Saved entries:

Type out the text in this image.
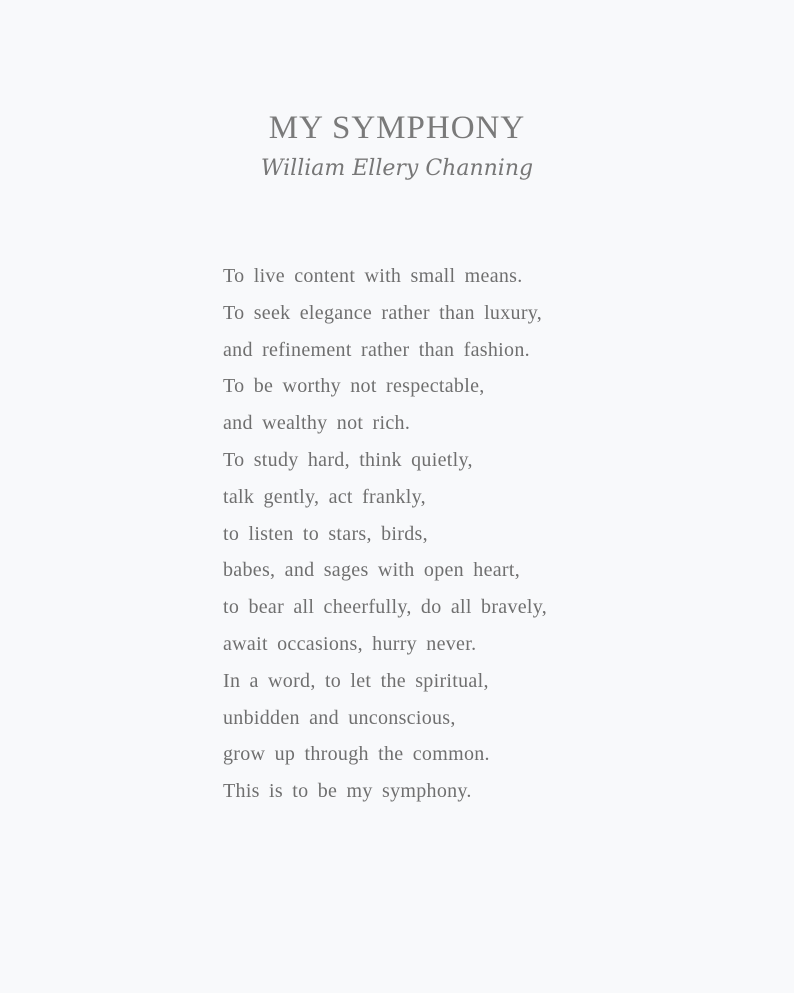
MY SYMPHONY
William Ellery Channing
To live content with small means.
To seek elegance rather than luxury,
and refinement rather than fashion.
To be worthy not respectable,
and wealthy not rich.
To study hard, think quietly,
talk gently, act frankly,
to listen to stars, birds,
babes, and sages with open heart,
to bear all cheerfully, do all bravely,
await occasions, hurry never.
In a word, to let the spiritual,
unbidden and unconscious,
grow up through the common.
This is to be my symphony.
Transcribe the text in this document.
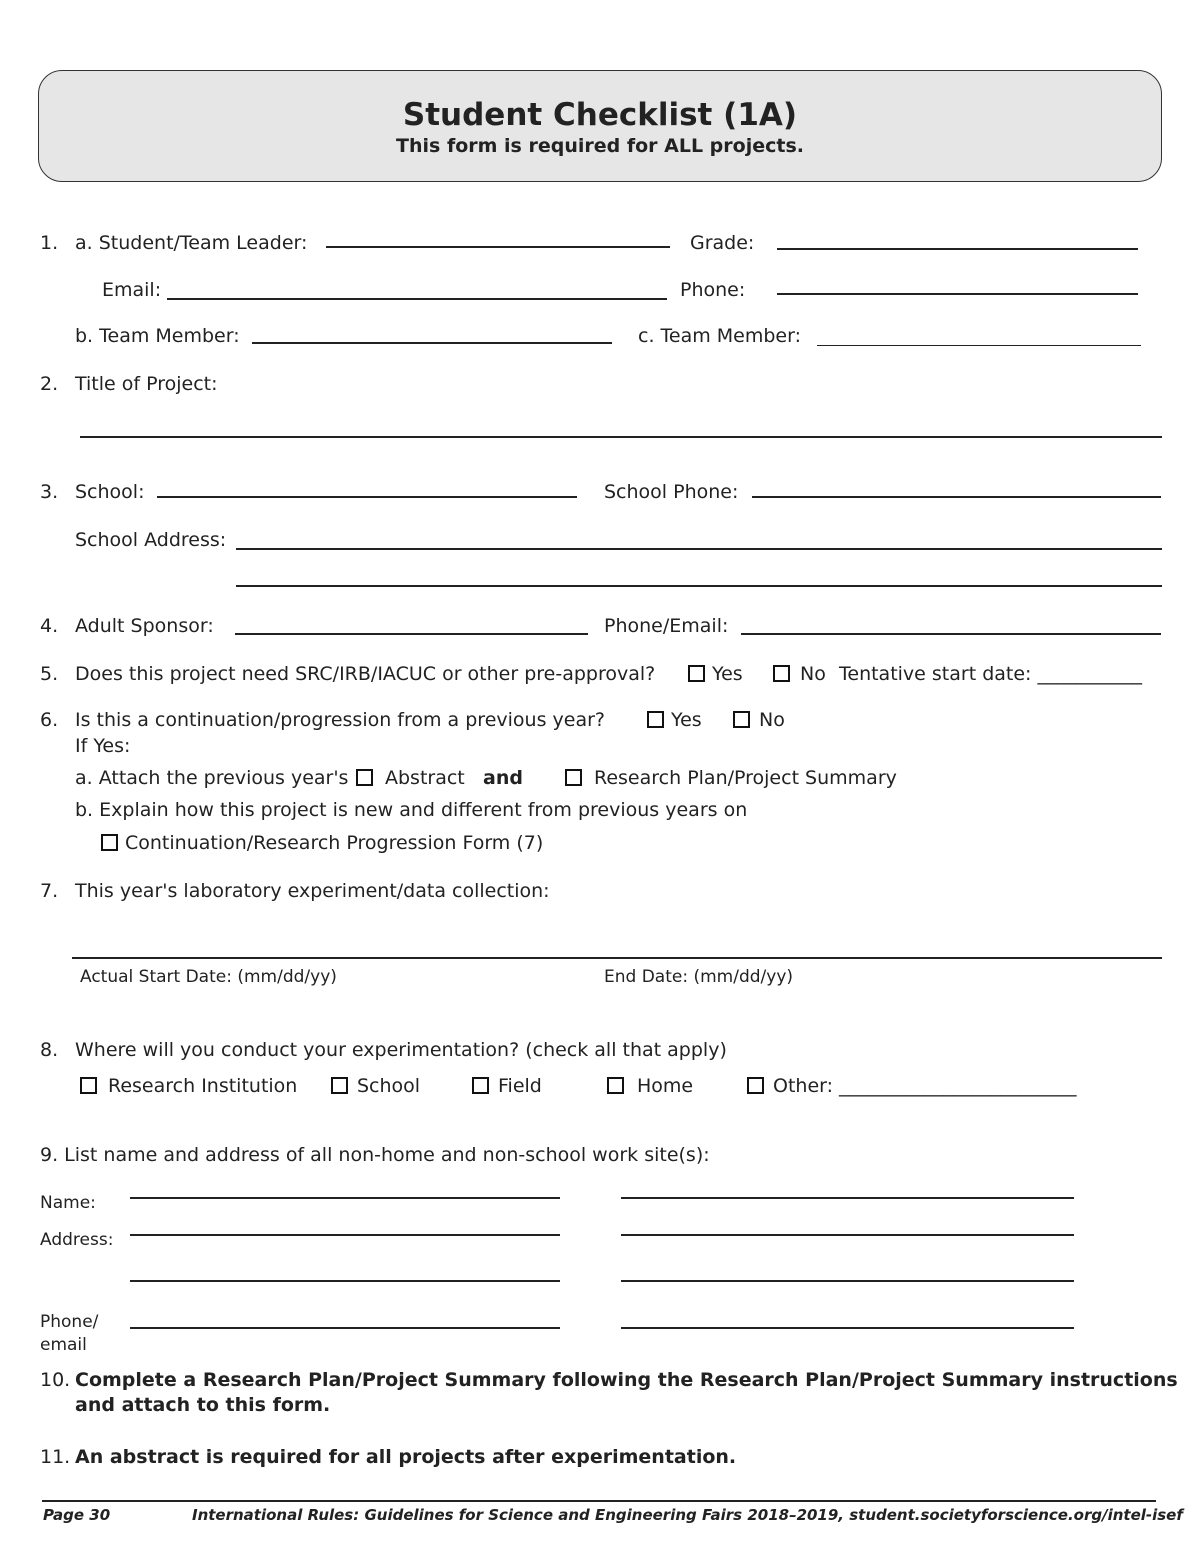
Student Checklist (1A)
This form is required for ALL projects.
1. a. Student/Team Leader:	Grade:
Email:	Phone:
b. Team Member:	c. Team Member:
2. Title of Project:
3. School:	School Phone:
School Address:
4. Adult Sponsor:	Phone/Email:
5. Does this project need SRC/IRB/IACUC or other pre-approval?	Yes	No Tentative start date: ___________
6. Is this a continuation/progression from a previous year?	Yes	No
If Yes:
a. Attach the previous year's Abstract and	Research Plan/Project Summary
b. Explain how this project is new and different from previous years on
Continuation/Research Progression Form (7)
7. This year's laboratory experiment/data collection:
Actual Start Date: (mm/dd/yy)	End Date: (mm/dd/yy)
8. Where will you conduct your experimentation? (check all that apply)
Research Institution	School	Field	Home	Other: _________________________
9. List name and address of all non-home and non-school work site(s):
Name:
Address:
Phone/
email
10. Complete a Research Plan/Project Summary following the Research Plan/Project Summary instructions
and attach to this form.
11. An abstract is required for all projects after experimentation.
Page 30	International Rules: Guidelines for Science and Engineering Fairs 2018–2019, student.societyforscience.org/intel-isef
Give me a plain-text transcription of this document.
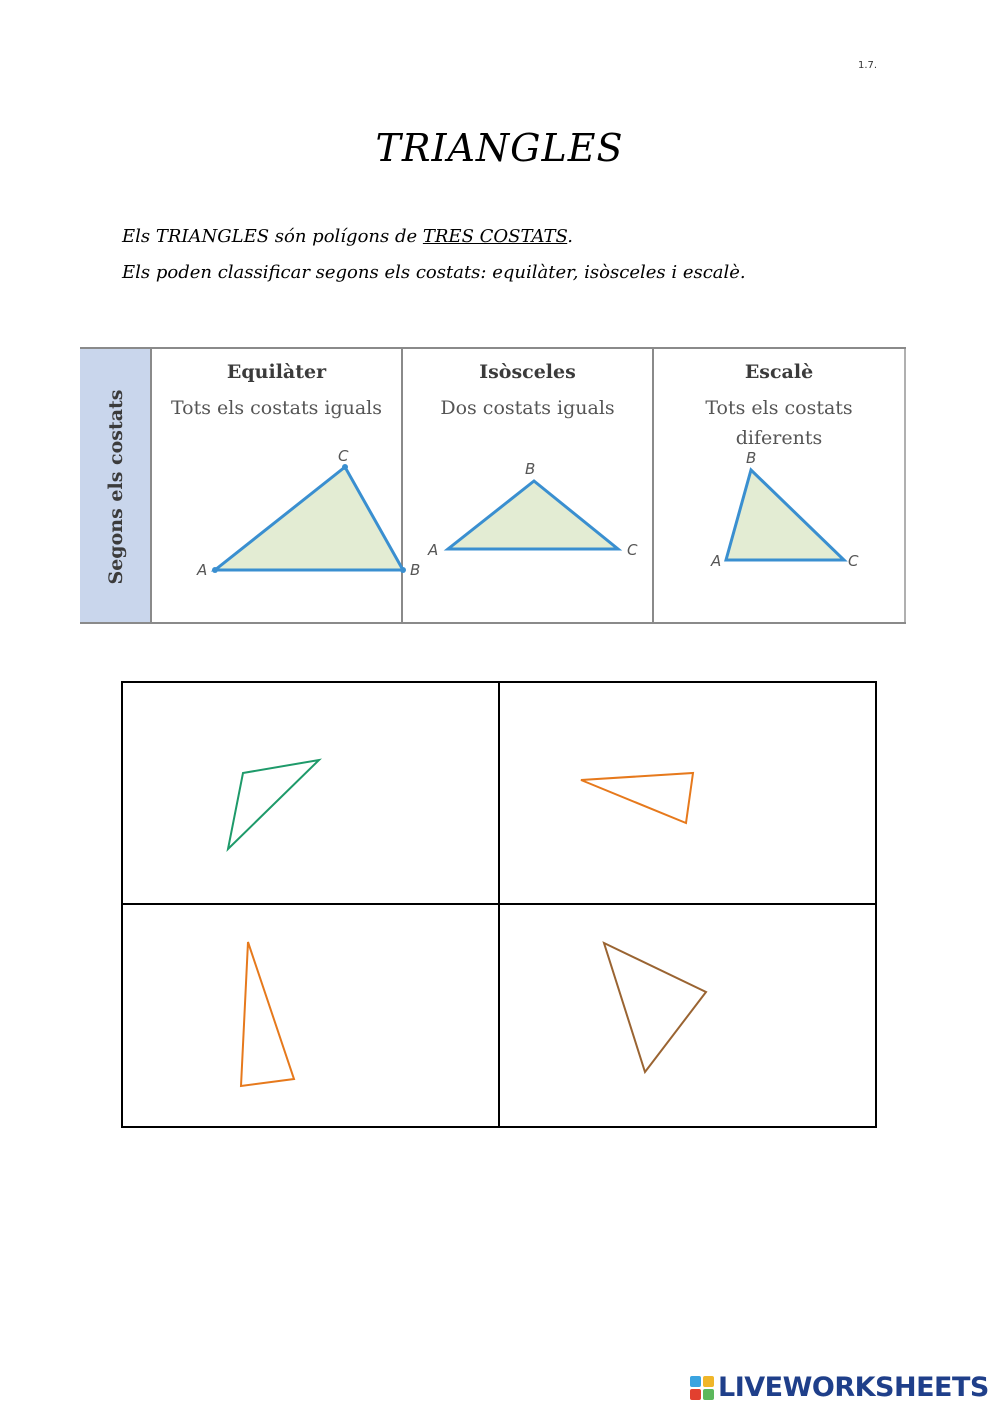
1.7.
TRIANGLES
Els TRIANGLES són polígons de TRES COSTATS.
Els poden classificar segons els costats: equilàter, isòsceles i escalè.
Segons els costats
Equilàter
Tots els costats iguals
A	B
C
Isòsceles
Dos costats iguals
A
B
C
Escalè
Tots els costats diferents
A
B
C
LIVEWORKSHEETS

Short problem: Each line that has the word "Research" counts once. How many such lines are in the data? Give the number alone.

Result of this task: 4